[Lines of data]
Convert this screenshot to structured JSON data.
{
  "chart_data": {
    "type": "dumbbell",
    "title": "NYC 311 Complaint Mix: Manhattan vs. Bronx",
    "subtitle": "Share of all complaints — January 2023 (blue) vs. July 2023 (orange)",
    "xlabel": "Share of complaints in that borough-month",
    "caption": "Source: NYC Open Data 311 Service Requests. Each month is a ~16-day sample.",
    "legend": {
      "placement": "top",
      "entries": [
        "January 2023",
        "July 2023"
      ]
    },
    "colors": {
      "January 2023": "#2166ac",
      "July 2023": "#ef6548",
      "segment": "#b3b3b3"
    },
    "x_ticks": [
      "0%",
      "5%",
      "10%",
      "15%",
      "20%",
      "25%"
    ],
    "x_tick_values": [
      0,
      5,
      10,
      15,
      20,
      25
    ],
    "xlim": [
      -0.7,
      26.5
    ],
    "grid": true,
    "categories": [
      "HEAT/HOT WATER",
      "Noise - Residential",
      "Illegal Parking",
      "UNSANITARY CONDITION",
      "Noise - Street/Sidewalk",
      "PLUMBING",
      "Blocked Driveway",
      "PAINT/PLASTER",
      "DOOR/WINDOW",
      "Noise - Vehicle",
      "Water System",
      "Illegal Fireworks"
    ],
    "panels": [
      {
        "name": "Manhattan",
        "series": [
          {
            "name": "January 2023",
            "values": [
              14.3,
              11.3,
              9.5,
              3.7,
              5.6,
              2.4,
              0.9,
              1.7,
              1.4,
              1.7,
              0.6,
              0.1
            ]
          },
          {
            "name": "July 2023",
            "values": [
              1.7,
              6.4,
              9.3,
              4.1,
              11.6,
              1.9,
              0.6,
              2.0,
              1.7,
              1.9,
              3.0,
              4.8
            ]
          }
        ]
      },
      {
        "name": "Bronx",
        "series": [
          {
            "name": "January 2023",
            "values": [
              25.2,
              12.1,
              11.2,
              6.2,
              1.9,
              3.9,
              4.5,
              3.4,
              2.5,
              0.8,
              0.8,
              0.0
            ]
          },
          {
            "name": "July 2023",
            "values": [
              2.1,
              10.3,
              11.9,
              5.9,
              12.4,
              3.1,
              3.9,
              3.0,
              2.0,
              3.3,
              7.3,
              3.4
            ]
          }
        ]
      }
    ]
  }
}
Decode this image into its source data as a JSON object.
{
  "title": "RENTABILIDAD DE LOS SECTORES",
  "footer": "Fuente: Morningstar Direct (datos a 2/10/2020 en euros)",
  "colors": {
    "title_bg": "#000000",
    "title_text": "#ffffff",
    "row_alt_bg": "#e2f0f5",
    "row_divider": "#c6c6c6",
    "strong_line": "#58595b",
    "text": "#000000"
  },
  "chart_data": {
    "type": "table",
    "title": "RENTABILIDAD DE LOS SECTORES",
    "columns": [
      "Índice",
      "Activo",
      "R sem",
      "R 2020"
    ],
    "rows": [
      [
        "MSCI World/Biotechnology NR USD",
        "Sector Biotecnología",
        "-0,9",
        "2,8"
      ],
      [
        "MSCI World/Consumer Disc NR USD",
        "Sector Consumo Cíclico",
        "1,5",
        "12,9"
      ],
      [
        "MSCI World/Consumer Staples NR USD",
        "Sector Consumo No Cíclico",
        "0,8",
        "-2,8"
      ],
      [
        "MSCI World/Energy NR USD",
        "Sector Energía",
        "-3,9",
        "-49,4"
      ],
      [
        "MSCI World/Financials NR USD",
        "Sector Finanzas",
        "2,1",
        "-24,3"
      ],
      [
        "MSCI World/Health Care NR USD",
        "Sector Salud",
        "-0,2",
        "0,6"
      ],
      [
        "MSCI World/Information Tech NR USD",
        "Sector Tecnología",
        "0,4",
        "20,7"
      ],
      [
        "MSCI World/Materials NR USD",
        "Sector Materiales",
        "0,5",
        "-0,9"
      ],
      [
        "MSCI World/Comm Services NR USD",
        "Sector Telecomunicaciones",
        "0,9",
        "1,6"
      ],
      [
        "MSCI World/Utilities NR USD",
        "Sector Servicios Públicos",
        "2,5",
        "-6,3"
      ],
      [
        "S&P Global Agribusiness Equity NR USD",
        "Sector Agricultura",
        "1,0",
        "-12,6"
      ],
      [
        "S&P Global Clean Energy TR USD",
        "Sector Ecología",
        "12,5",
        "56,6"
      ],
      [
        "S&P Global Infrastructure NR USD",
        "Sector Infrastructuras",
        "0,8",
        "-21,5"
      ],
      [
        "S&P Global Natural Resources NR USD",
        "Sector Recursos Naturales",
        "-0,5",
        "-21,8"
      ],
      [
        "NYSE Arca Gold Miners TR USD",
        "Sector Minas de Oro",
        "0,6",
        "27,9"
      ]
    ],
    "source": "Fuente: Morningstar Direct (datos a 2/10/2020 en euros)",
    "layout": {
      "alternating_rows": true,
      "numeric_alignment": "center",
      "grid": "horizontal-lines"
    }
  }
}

● **Written request**: Give the number of lines in the entries that hold the word "month", and nothing else.

● **Answer in full**: 2